THE EXERCISE
The records that follow are to be repeated without alteration.

SOURCE MATERIAL
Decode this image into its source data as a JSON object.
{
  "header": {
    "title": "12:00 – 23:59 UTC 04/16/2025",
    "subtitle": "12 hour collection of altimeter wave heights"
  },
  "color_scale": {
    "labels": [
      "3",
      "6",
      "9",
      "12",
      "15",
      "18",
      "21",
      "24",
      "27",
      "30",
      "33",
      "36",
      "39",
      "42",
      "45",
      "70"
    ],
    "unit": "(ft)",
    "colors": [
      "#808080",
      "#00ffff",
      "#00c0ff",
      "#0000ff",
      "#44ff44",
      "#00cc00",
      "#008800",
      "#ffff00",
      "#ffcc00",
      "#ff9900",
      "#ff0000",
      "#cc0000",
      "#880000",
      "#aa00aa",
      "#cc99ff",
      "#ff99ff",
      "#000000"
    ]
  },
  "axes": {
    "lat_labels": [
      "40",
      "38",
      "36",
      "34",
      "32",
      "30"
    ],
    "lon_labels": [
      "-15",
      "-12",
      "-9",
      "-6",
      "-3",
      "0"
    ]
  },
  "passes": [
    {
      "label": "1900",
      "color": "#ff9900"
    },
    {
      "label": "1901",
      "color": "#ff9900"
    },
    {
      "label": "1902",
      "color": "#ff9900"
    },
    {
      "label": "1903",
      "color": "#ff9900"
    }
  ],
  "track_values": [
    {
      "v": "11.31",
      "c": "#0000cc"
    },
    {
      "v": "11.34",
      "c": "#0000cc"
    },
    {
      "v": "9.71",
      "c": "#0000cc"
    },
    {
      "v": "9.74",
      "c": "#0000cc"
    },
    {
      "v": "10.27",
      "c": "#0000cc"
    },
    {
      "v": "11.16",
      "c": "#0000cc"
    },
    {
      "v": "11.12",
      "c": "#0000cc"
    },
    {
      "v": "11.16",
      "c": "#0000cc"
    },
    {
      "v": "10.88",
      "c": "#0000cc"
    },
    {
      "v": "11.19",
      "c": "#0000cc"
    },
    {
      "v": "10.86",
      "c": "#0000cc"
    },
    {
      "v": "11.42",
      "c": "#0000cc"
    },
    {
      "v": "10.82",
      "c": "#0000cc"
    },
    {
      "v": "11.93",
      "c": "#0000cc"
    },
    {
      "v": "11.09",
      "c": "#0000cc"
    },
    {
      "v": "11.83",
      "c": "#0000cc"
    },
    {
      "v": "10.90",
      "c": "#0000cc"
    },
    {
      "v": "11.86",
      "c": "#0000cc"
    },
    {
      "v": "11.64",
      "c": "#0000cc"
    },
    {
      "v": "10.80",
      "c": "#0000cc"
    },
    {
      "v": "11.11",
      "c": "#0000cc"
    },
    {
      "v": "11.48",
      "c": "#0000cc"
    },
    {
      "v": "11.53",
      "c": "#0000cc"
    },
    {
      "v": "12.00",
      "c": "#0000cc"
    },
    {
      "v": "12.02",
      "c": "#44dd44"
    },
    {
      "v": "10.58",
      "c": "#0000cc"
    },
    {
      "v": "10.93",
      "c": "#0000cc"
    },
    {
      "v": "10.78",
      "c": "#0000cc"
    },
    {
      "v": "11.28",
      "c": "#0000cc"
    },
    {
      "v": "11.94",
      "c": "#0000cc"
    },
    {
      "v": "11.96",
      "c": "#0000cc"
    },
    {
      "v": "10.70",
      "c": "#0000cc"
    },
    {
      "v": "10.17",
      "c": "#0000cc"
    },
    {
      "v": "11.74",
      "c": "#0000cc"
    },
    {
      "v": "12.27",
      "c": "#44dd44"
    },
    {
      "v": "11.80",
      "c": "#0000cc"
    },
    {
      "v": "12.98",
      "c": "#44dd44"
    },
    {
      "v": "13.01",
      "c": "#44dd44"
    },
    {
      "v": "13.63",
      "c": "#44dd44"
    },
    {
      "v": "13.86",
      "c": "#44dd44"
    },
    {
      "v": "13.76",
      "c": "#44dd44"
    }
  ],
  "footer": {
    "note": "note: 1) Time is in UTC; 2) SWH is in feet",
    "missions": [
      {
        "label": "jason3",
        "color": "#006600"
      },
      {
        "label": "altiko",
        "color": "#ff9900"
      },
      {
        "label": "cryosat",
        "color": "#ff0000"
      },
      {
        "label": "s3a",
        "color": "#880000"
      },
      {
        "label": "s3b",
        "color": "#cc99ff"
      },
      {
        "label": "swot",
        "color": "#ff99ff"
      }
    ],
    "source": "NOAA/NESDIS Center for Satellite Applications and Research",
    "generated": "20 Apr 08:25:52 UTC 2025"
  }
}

THE COMPLETED TASK
Decode this image into its source data as a JSON object.
{
  "header": {
    "title": "12:00 – 23:59 UTC 04/16/2025",
    "subtitle": "12 hour collection of altimeter wave heights"
  },
  "color_scale": {
    "labels": [
      "3",
      "6",
      "9",
      "12",
      "15",
      "18",
      "21",
      "24",
      "27",
      "30",
      "33",
      "36",
      "39",
      "42",
      "45",
      "70"
    ],
    "unit": "(ft)",
    "colors": [
      "#808080",
      "#00ffff",
      "#00c0ff",
      "#0000ff",
      "#44ff44",
      "#00cc00",
      "#008800",
      "#ffff00",
      "#ffcc00",
      "#ff9900",
      "#ff0000",
      "#cc0000",
      "#880000",
      "#aa00aa",
      "#cc99ff",
      "#ff99ff",
      "#000000"
    ]
  },
  "axes": {
    "lat_labels": [
      "40",
      "38",
      "36",
      "34",
      "32",
      "30"
    ],
    "lon_labels": [
      "-15",
      "-12",
      "-9",
      "-6",
      "-3",
      "0"
    ]
  },
  "passes": [
    {
      "label": "1900",
      "color": "#ff9900"
    },
    {
      "label": "1901",
      "color": "#ff9900"
    },
    {
      "label": "1902",
      "color": "#ff9900"
    },
    {
      "label": "1903",
      "color": "#ff9900"
    }
  ],
  "track_values": [
    {
      "v": "11.31",
      "c": "#0000cc"
    },
    {
      "v": "11.34",
      "c": "#0000cc"
    },
    {
      "v": "9.71",
      "c": "#0000cc"
    },
    {
      "v": "9.74",
      "c": "#0000cc"
    },
    {
      "v": "10.27",
      "c": "#0000cc"
    },
    {
      "v": "11.16",
      "c": "#0000cc"
    },
    {
      "v": "11.12",
      "c": "#0000cc"
    },
    {
      "v": "11.16",
      "c": "#0000cc"
    },
    {
      "v": "10.88",
      "c": "#0000cc"
    },
    {
      "v": "11.19",
      "c": "#0000cc"
    },
    {
      "v": "10.86",
      "c": "#0000cc"
    },
    {
      "v": "11.42",
      "c": "#0000cc"
    },
    {
      "v": "10.82",
      "c": "#0000cc"
    },
    {
      "v": "11.93",
      "c": "#0000cc"
    },
    {
      "v": "11.09",
      "c": "#0000cc"
    },
    {
      "v": "11.83",
      "c": "#0000cc"
    },
    {
      "v": "10.90",
      "c": "#0000cc"
    },
    {
      "v": "11.86",
      "c": "#0000cc"
    },
    {
      "v": "11.64",
      "c": "#0000cc"
    },
    {
      "v": "10.80",
      "c": "#0000cc"
    },
    {
      "v": "11.11",
      "c": "#0000cc"
    },
    {
      "v": "11.48",
      "c": "#0000cc"
    },
    {
      "v": "11.53",
      "c": "#0000cc"
    },
    {
      "v": "12.00",
      "c": "#0000cc"
    },
    {
      "v": "12.02",
      "c": "#44dd44"
    },
    {
      "v": "10.58",
      "c": "#0000cc"
    },
    {
      "v": "10.93",
      "c": "#0000cc"
    },
    {
      "v": "10.78",
      "c": "#0000cc"
    },
    {
      "v": "11.28",
      "c": "#0000cc"
    },
    {
      "v": "11.94",
      "c": "#0000cc"
    },
    {
      "v": "11.96",
      "c": "#0000cc"
    },
    {
      "v": "10.70",
      "c": "#0000cc"
    },
    {
      "v": "10.17",
      "c": "#0000cc"
    },
    {
      "v": "11.74",
      "c": "#0000cc"
    },
    {
      "v": "12.27",
      "c": "#44dd44"
    },
    {
      "v": "11.80",
      "c": "#0000cc"
    },
    {
      "v": "12.98",
      "c": "#44dd44"
    },
    {
      "v": "13.01",
      "c": "#44dd44"
    },
    {
      "v": "13.63",
      "c": "#44dd44"
    },
    {
      "v": "13.86",
      "c": "#44dd44"
    },
    {
      "v": "13.76",
      "c": "#44dd44"
    }
  ],
  "footer": {
    "note": "note: 1) Time is in UTC; 2) SWH is in feet",
    "missions": [
      {
        "label": "jason3",
        "color": "#006600"
      },
      {
        "label": "altiko",
        "color": "#ff9900"
      },
      {
        "label": "cryosat",
        "color": "#ff0000"
      },
      {
        "label": "s3a",
        "color": "#880000"
      },
      {
        "label": "s3b",
        "color": "#cc99ff"
      },
      {
        "label": "swot",
        "color": "#ff99ff"
      }
    ],
    "source": "NOAA/NESDIS Center for Satellite Applications and Research",
    "generated": "20 Apr 08:25:52 UTC 2025"
  }
}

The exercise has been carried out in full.